## Work to be completed
Below is a block of records; repeat all of them exactly.

** BEGIN Data records **

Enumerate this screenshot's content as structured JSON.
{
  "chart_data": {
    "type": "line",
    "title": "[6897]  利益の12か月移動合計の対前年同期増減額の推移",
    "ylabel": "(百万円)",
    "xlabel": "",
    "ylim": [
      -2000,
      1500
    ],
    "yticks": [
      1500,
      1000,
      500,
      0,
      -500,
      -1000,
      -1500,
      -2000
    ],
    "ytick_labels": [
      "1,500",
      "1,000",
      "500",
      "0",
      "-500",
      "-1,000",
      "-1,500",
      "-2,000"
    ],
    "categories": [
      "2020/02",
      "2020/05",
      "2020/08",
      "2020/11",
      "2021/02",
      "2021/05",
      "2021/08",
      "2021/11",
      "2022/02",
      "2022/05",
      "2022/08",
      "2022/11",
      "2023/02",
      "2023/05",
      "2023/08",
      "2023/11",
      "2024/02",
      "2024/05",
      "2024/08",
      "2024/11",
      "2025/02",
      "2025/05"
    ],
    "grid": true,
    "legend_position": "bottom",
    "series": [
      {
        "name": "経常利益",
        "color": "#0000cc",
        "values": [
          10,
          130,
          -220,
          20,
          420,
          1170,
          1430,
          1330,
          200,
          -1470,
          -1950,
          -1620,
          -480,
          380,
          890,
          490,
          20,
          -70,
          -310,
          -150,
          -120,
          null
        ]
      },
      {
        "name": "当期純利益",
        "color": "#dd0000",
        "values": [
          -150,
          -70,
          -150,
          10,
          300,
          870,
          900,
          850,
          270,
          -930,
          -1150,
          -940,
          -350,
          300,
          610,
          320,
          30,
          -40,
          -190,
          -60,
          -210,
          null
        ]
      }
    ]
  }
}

** END Data records **

## Result for this exercise
Enumerate this screenshot's content as structured JSON.
{
  "chart_data": {
    "type": "line",
    "title": "[6897]  利益の12か月移動合計の対前年同期増減額の推移",
    "ylabel": "(百万円)",
    "xlabel": "",
    "ylim": [
      -2000,
      1500
    ],
    "yticks": [
      1500,
      1000,
      500,
      0,
      -500,
      -1000,
      -1500,
      -2000
    ],
    "ytick_labels": [
      "1,500",
      "1,000",
      "500",
      "0",
      "-500",
      "-1,000",
      "-1,500",
      "-2,000"
    ],
    "categories": [
      "2020/02",
      "2020/05",
      "2020/08",
      "2020/11",
      "2021/02",
      "2021/05",
      "2021/08",
      "2021/11",
      "2022/02",
      "2022/05",
      "2022/08",
      "2022/11",
      "2023/02",
      "2023/05",
      "2023/08",
      "2023/11",
      "2024/02",
      "2024/05",
      "2024/08",
      "2024/11",
      "2025/02",
      "2025/05"
    ],
    "grid": true,
    "legend_position": "bottom",
    "series": [
      {
        "name": "経常利益",
        "color": "#0000cc",
        "values": [
          10,
          130,
          -220,
          20,
          420,
          1170,
          1430,
          1330,
          200,
          -1470,
          -1950,
          -1620,
          -480,
          380,
          890,
          490,
          20,
          -70,
          -310,
          -150,
          -120,
          null
        ]
      },
      {
        "name": "当期純利益",
        "color": "#dd0000",
        "values": [
          -150,
          -70,
          -150,
          10,
          300,
          870,
          900,
          850,
          270,
          -930,
          -1150,
          -940,
          -350,
          300,
          610,
          320,
          30,
          -40,
          -190,
          -60,
          -210,
          null
        ]
      }
    ]
  }
}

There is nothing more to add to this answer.